What the task asks: Listed below are entries; give the number of lines among them that include "tổng", and only that number.

Records contained in a dataset
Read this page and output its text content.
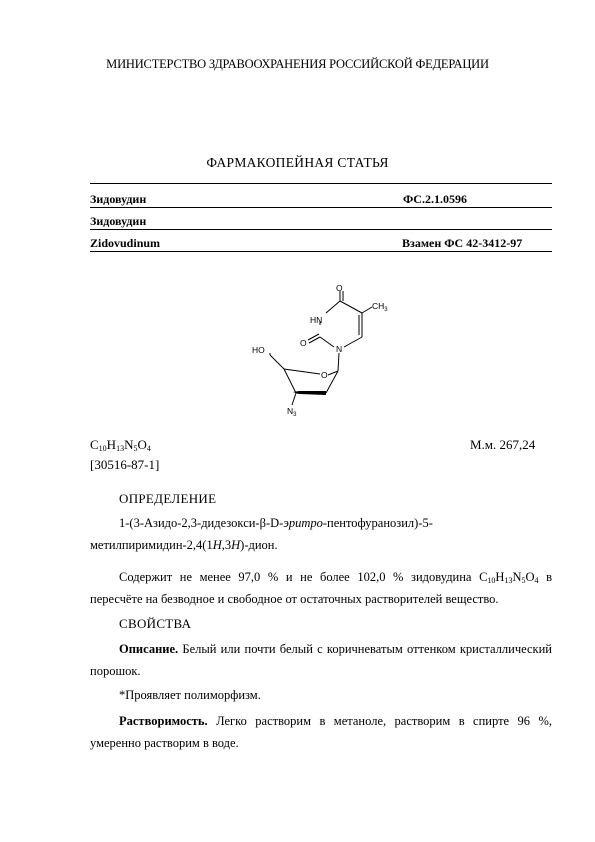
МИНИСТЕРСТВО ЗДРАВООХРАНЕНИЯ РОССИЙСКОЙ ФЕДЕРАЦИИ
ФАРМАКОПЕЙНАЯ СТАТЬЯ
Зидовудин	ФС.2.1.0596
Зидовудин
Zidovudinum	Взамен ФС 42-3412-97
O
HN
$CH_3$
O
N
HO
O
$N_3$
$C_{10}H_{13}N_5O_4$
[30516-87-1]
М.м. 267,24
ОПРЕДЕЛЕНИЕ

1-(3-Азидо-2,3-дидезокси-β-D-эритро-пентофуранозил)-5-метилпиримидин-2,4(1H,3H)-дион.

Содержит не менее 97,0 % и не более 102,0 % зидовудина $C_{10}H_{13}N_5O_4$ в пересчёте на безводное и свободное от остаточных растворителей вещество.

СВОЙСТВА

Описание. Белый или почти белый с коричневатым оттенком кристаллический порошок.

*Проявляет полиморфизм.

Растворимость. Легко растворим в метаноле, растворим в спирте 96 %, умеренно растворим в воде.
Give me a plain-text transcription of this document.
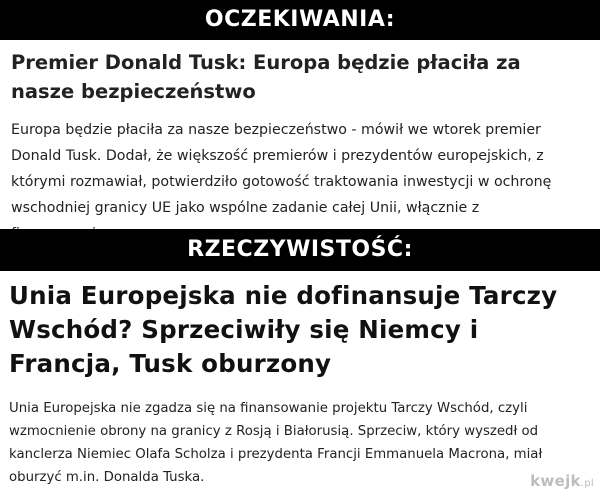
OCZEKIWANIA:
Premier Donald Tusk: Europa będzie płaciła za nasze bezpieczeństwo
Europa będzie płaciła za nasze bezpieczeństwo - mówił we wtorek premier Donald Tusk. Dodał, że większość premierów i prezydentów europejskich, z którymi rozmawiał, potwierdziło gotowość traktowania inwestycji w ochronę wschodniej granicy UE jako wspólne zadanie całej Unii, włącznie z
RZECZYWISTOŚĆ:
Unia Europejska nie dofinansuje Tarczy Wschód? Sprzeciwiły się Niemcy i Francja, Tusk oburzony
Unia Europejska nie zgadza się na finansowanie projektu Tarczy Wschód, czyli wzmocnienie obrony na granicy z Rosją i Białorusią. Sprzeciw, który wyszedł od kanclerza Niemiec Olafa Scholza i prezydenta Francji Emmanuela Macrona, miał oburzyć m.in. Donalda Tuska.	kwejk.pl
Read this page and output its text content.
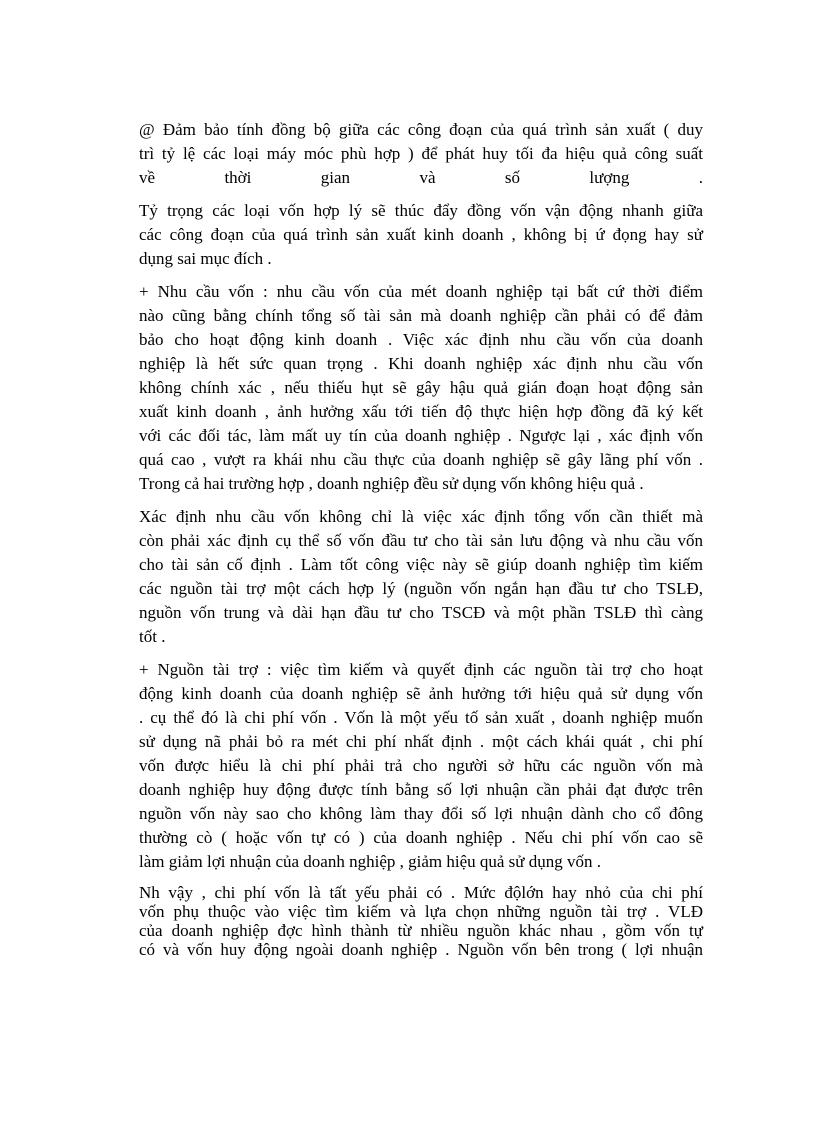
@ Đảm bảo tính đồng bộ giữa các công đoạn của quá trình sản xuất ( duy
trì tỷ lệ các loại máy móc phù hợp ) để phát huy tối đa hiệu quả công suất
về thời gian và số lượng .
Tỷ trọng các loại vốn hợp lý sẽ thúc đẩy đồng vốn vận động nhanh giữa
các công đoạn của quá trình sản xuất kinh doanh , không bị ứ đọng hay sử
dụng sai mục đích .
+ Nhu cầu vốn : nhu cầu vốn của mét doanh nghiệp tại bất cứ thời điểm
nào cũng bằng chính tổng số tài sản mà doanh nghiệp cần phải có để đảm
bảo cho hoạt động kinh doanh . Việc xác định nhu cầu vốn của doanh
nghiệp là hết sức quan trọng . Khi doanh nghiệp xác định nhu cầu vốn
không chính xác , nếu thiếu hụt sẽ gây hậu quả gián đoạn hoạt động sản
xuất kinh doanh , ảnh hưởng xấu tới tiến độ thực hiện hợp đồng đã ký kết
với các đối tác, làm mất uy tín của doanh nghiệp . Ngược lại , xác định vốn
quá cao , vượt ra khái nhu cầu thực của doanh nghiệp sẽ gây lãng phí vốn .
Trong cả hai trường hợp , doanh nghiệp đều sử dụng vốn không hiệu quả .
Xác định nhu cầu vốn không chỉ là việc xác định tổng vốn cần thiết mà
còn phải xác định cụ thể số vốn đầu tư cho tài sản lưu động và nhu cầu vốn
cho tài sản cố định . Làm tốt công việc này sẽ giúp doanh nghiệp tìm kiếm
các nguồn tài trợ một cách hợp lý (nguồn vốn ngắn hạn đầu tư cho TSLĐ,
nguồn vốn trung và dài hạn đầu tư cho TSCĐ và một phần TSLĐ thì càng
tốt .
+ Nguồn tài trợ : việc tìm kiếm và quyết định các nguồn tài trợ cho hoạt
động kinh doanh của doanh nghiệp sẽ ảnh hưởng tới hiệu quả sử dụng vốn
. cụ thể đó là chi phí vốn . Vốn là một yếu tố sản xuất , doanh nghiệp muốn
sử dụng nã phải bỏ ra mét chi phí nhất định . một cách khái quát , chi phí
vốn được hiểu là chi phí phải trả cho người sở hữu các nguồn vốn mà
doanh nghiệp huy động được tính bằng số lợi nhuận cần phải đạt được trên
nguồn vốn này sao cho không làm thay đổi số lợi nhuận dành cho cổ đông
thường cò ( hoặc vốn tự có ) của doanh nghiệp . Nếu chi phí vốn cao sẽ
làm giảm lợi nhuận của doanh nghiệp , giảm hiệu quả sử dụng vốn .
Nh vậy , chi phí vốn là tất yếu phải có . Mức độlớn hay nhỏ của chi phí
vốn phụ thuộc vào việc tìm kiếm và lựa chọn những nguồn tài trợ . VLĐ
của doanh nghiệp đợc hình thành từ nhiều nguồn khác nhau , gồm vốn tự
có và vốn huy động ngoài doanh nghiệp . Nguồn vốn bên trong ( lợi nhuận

--

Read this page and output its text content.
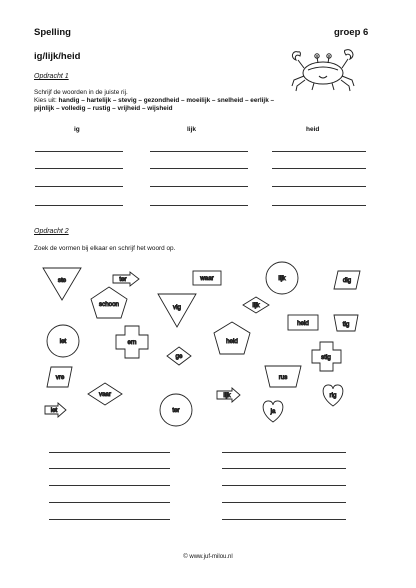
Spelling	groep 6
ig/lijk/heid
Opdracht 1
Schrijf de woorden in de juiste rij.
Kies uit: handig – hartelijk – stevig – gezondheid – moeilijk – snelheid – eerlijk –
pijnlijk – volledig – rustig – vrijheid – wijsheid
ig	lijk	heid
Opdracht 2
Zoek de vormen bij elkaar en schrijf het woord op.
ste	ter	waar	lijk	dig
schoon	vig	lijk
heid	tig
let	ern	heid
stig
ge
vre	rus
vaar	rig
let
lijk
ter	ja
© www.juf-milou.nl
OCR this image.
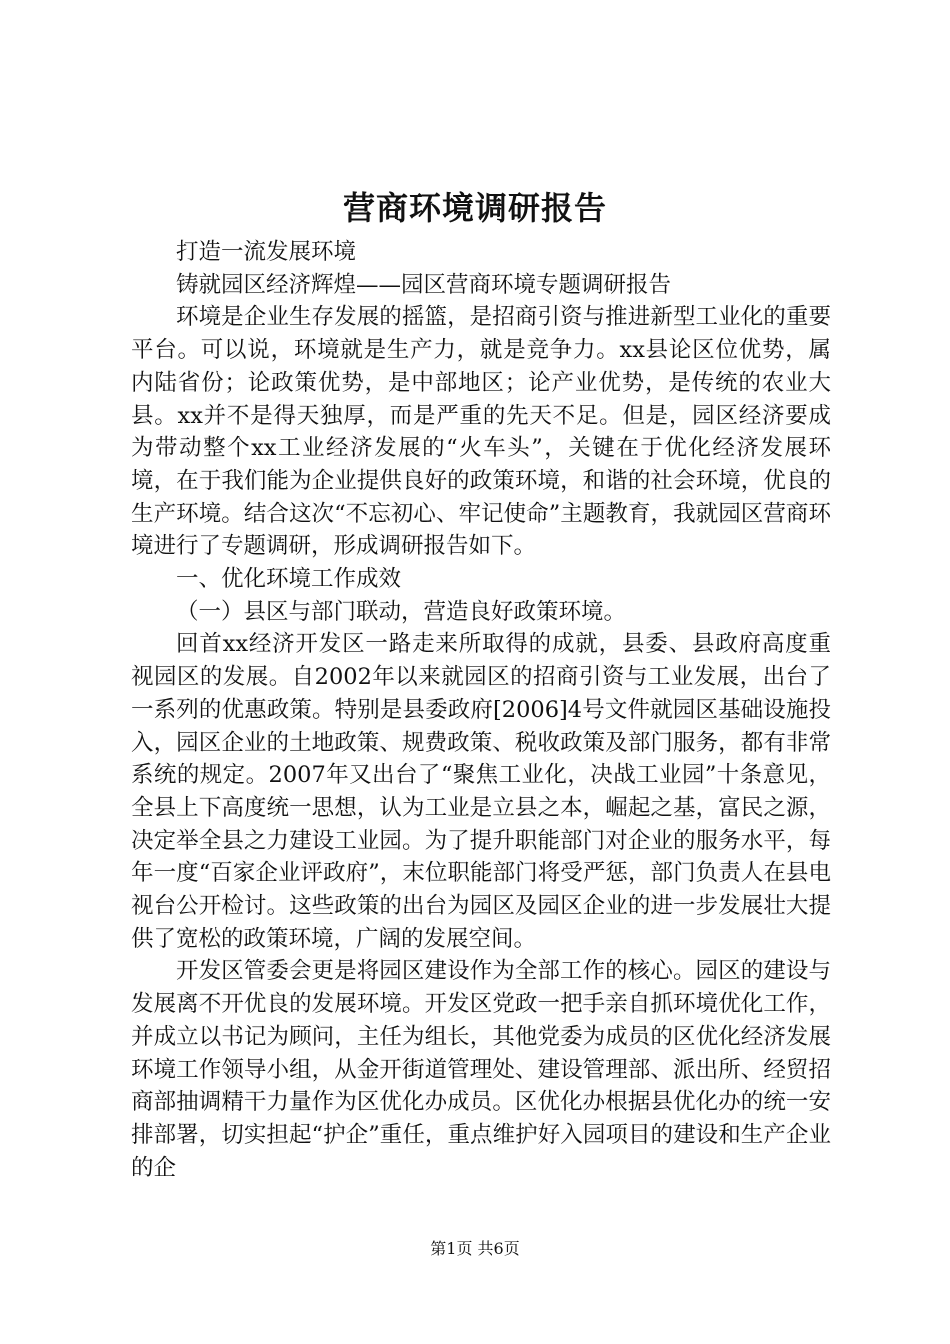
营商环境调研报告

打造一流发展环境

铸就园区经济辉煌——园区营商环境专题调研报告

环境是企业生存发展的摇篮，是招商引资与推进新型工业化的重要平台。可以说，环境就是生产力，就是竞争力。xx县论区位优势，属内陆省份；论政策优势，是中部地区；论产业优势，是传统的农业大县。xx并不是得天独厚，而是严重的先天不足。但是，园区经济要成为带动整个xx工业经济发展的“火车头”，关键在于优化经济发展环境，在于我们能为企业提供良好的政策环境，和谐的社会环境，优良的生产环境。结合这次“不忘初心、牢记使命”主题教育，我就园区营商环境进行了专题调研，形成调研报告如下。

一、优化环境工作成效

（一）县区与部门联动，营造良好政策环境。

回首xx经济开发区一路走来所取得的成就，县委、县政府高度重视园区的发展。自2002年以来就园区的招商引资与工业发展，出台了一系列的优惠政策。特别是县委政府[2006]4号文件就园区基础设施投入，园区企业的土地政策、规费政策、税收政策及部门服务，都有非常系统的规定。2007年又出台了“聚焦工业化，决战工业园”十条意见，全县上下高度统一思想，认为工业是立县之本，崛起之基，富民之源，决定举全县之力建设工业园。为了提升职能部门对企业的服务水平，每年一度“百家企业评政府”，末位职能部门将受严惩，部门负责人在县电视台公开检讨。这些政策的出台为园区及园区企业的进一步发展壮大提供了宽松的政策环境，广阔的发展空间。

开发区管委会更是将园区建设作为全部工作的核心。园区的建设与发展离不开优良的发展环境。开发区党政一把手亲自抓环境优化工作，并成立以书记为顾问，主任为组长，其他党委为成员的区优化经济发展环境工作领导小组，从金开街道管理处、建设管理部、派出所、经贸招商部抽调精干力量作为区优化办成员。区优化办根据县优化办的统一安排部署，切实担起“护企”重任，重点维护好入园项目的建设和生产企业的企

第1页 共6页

Right answer: 2